What follows is a set of entries. Repeat them exactly, but not their pictures.

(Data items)
============

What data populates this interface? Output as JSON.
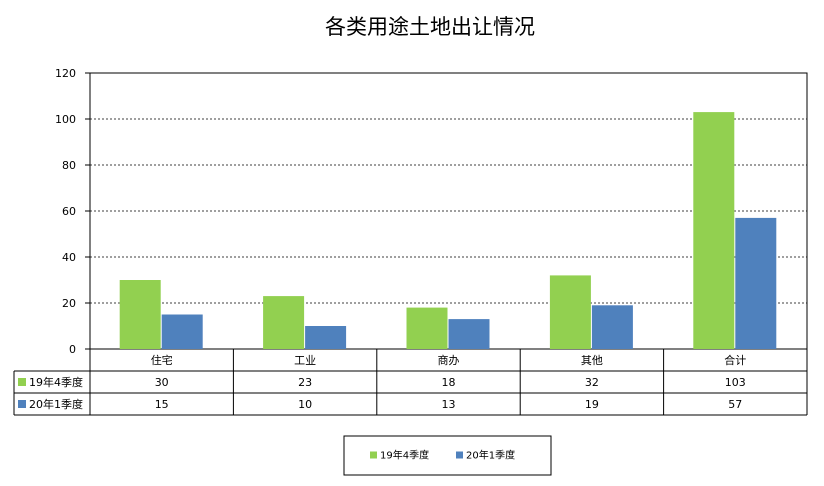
{
  "chart_data": {
    "type": "bar",
    "title": "各类用途土地出让情况",
    "categories": [
      "住宅",
      "工业",
      "商办",
      "其他",
      "合计"
    ],
    "series": [
      {
        "name": "19年4季度",
        "values": [
          30,
          23,
          18,
          32,
          103
        ],
        "color": "#92D050"
      },
      {
        "name": "20年1季度",
        "values": [
          15,
          10,
          13,
          19,
          57
        ],
        "color": "#4F81BD"
      }
    ],
    "ylim": [
      0,
      120
    ],
    "yticks": [
      0,
      20,
      40,
      60,
      80,
      100,
      120
    ],
    "grid": true,
    "data_table": true,
    "legend_position": "bottom"
  }
}
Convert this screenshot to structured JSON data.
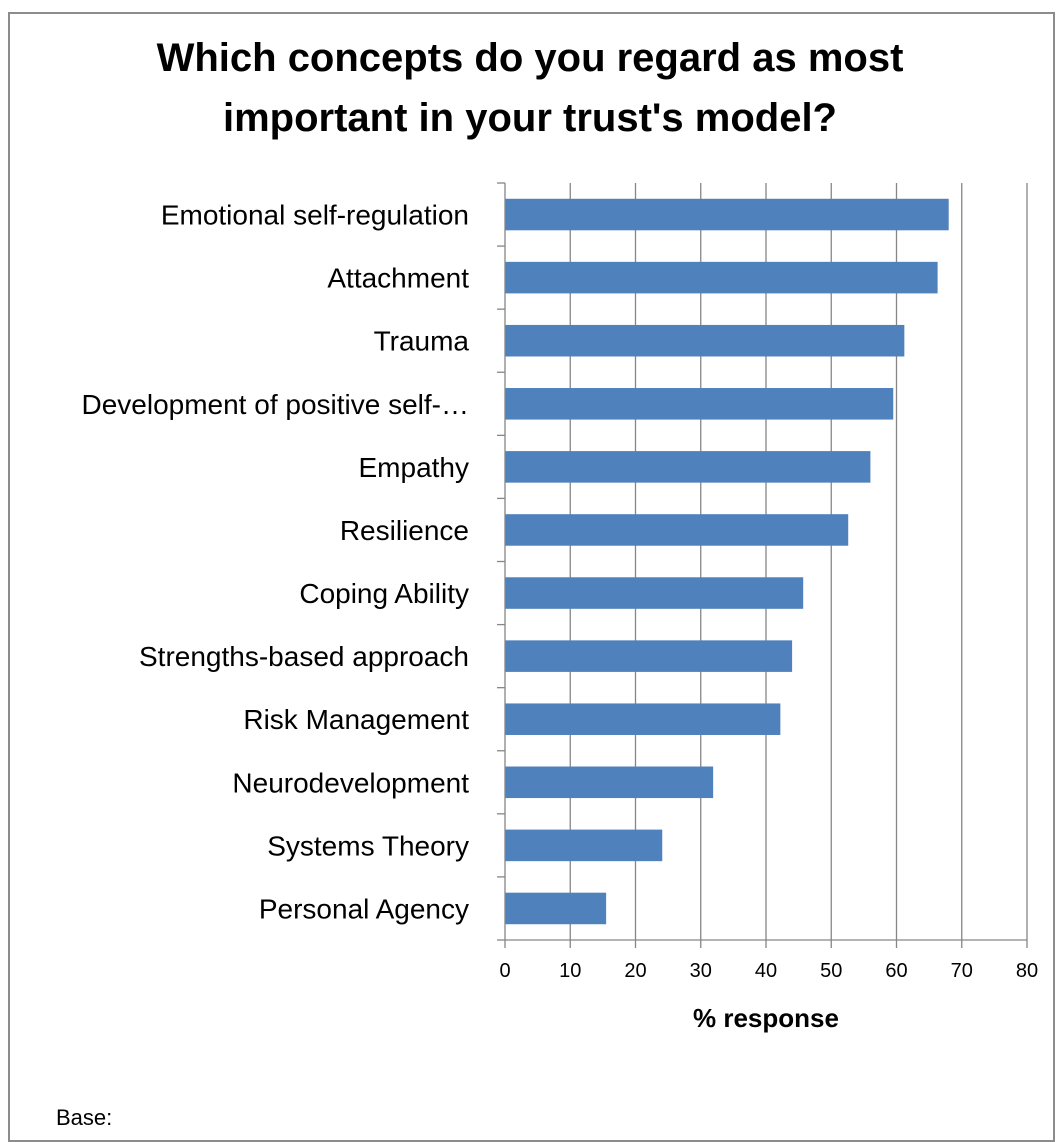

============

Correct result =>
What data populates this interface? Output as JSON.
{
  "chart_data": {
    "type": "bar",
    "title": "各类用途土地出让情况",
    "categories": [
      "住宅",
      "工业",
      "商办",
      "其他",
      "合计"
    ],
    "series": [
      {
        "name": "19年4季度",
        "values": [
          30,
          23,
          18,
          32,
          103
        ],
        "color": "#92D050"
      },
      {
        "name": "20年1季度",
        "values": [
          15,
          10,
          13,
          19,
          57
        ],
        "color": "#4F81BD"
      }
    ],
    "ylim": [
      0,
      120
    ],
    "yticks": [
      0,
      20,
      40,
      60,
      80,
      100,
      120
    ],
    "grid": true,
    "data_table": true,
    "legend_position": "bottom"
  }
}
Convert this screenshot to structured JSON data.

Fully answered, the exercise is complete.